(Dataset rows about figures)
+---+

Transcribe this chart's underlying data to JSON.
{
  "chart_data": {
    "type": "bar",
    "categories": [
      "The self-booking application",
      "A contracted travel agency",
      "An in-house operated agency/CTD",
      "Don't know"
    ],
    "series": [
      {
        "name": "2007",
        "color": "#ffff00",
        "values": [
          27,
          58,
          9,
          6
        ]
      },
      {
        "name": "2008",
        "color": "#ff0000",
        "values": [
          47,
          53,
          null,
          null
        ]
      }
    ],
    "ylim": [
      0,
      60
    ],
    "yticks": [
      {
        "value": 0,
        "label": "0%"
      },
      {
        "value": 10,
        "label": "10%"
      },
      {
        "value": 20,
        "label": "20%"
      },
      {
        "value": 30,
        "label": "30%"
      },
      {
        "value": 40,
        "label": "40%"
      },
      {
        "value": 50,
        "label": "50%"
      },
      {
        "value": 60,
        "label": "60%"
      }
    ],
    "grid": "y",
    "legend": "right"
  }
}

+---+

* _Short task_
Repeat all of the records above exactly as written.

* _Finished answer_
Transcribe this chart's underlying data to JSON.
{
  "chart_data": {
    "type": "bar",
    "categories": [
      "The self-booking application",
      "A contracted travel agency",
      "An in-house operated agency/CTD",
      "Don't know"
    ],
    "series": [
      {
        "name": "2007",
        "color": "#ffff00",
        "values": [
          27,
          58,
          9,
          6
        ]
      },
      {
        "name": "2008",
        "color": "#ff0000",
        "values": [
          47,
          53,
          null,
          null
        ]
      }
    ],
    "ylim": [
      0,
      60
    ],
    "yticks": [
      {
        "value": 0,
        "label": "0%"
      },
      {
        "value": 10,
        "label": "10%"
      },
      {
        "value": 20,
        "label": "20%"
      },
      {
        "value": 30,
        "label": "30%"
      },
      {
        "value": 40,
        "label": "40%"
      },
      {
        "value": 50,
        "label": "50%"
      },
      {
        "value": 60,
        "label": "60%"
      }
    ],
    "grid": "y",
    "legend": "right"
  }
}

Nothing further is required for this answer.